## [Do this]
Copy each line below that contains "Accuracy".

## [Input rows]
BEGIN

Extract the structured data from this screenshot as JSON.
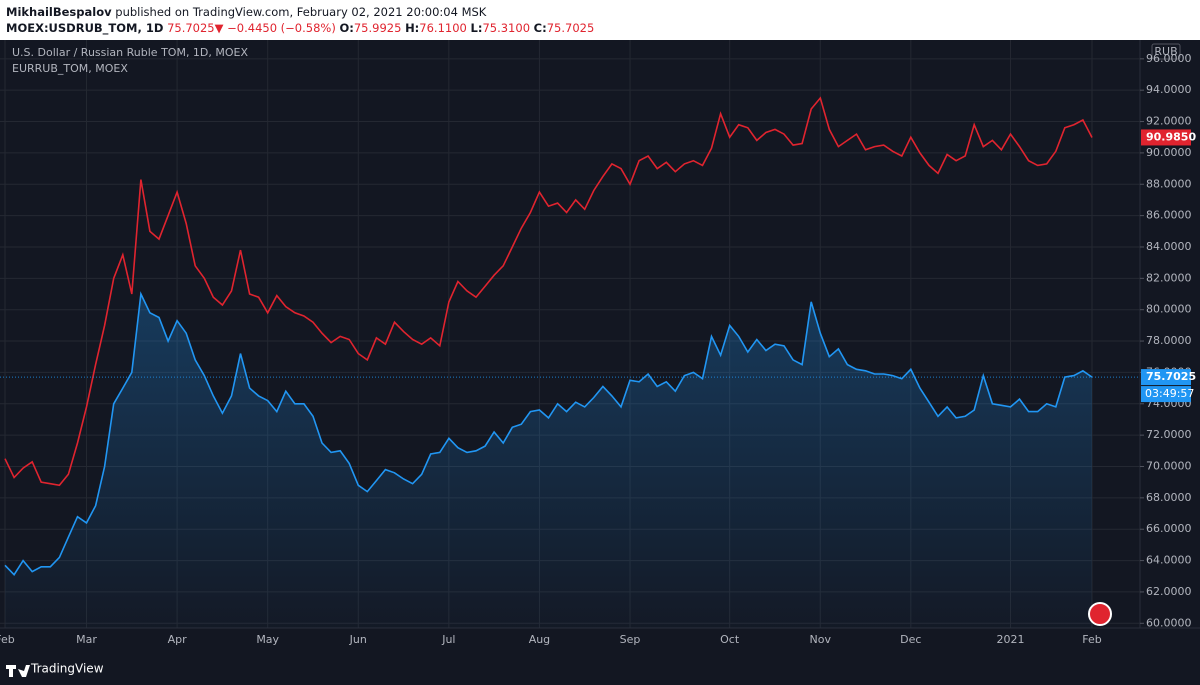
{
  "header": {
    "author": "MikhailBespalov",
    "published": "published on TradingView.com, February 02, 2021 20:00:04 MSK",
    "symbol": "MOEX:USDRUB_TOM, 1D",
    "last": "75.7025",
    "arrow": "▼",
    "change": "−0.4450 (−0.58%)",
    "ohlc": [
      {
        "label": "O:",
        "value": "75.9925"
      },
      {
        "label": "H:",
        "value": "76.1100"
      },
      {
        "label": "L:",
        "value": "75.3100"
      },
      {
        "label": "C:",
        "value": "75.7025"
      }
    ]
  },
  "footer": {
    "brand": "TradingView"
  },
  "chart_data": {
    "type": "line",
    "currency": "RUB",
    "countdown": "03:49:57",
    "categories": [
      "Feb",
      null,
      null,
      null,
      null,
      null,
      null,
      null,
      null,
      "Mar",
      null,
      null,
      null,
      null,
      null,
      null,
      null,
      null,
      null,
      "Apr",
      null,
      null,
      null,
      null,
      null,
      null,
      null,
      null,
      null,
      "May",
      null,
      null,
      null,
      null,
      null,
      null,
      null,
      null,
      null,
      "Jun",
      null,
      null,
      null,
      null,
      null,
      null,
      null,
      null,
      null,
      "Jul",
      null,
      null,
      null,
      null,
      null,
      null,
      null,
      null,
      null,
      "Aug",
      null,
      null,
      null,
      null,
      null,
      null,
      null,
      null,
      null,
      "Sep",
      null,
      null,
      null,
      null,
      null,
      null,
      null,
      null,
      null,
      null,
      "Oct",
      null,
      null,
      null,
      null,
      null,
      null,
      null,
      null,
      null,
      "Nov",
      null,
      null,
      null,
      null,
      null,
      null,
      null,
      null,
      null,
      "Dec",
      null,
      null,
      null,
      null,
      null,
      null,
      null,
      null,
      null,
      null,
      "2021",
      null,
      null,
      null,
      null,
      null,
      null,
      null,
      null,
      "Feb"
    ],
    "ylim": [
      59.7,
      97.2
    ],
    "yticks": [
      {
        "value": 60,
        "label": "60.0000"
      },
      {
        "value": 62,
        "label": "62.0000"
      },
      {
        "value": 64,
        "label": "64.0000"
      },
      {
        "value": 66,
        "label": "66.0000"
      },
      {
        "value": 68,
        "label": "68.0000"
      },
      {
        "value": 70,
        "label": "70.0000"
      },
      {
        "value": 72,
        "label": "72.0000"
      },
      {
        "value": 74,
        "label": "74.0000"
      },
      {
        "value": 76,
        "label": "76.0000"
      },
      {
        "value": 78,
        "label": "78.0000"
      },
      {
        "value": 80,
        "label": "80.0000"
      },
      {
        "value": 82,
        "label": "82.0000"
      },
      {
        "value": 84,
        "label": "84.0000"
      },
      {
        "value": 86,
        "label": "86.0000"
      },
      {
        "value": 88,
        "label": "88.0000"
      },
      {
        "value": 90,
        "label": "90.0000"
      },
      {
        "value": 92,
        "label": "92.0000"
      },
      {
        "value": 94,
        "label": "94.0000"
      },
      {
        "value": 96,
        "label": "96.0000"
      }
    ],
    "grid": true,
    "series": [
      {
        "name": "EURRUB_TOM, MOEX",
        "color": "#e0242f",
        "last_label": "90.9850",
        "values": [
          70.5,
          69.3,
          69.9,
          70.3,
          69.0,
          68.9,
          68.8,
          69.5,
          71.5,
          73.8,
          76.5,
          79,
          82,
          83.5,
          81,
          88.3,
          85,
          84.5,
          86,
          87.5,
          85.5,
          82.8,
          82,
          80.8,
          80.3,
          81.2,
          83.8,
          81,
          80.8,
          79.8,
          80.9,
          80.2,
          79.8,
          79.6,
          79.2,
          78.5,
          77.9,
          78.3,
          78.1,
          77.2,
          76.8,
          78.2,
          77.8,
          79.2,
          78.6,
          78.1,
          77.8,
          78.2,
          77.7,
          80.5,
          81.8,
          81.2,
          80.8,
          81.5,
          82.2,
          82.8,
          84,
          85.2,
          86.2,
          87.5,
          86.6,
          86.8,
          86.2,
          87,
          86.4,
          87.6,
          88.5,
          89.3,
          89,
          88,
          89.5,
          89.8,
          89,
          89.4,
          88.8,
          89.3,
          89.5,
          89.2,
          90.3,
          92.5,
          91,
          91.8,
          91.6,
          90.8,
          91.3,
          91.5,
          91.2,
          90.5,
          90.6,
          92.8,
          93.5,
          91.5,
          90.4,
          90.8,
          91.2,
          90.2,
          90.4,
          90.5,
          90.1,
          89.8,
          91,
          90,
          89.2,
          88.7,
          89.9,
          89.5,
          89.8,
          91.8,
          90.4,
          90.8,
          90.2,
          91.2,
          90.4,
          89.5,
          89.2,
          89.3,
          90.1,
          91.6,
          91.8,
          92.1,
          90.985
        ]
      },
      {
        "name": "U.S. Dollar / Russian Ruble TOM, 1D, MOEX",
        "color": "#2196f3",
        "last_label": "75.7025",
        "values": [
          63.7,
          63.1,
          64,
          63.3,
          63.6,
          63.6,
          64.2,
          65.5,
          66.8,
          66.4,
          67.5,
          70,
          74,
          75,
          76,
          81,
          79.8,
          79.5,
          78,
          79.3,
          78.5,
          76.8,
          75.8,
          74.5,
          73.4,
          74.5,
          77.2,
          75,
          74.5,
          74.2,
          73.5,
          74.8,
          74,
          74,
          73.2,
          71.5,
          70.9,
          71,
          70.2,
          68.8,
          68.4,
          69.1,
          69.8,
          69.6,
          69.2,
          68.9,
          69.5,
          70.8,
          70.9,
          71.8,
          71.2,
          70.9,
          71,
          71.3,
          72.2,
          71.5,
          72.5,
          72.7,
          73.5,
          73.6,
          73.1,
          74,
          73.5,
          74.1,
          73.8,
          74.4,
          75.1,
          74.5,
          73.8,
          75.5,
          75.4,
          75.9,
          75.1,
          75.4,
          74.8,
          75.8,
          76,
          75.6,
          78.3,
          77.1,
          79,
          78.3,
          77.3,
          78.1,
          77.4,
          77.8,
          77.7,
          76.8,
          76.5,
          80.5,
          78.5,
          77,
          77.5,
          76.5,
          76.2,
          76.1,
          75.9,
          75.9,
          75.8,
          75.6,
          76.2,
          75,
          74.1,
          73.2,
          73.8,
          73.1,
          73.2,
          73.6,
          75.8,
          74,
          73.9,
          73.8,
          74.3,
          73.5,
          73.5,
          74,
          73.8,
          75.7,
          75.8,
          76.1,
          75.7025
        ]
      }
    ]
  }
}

END
BEGIN

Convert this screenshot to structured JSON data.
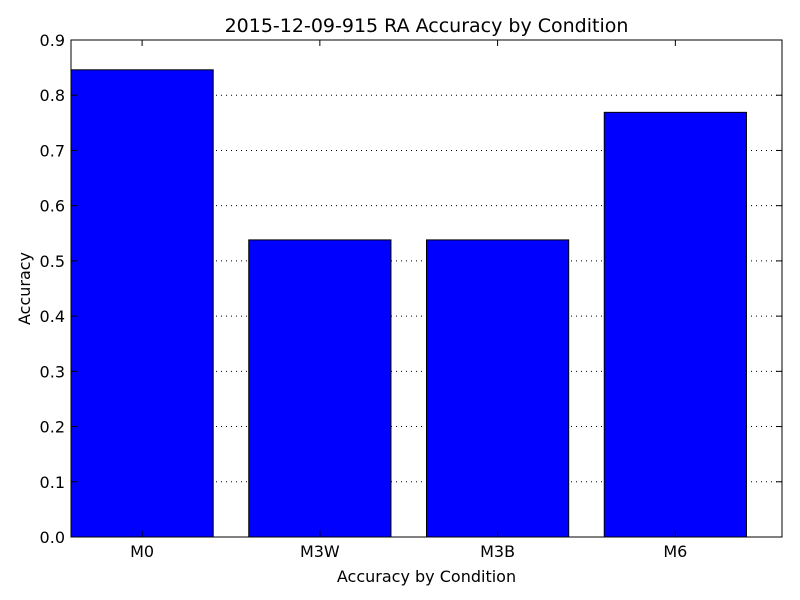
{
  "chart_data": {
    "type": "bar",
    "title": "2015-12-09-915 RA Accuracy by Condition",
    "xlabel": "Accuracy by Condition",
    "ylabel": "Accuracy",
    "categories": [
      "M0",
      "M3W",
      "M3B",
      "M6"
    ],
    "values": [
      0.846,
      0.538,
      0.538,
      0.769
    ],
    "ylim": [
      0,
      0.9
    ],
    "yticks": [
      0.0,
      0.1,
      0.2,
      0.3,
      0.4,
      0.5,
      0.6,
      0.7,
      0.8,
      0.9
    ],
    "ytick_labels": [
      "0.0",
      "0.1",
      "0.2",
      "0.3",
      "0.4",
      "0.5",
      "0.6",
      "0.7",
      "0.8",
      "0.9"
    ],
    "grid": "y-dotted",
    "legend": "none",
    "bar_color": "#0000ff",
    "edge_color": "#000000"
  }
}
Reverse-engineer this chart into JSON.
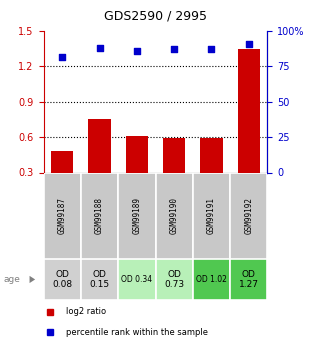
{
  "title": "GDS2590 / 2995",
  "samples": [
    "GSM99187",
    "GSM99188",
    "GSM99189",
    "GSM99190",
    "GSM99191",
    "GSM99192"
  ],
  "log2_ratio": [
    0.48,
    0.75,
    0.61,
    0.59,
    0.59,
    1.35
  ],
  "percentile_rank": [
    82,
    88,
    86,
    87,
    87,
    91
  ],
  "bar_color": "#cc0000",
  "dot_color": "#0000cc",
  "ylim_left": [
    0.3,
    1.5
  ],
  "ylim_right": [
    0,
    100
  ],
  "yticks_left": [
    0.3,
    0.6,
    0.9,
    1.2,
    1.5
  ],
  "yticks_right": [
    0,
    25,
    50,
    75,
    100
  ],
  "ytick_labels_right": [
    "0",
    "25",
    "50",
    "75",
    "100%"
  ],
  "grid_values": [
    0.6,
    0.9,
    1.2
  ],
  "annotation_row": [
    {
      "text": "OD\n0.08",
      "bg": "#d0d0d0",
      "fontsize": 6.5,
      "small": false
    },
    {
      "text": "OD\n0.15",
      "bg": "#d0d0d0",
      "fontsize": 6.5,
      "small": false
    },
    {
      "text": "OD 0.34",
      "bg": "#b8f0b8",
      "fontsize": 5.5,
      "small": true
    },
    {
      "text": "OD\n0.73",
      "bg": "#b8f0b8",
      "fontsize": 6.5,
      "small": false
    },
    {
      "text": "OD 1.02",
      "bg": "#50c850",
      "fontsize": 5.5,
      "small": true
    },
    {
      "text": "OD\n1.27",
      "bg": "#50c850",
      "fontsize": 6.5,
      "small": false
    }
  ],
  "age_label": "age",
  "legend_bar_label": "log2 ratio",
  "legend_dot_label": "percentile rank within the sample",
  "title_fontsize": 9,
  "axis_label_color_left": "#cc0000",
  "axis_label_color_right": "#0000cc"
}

END

## [Answer in full]
    "title": "2015-12-09-915 RA Accuracy by Condition",
    "xlabel": "Accuracy by Condition",
    "ylabel": "Accuracy",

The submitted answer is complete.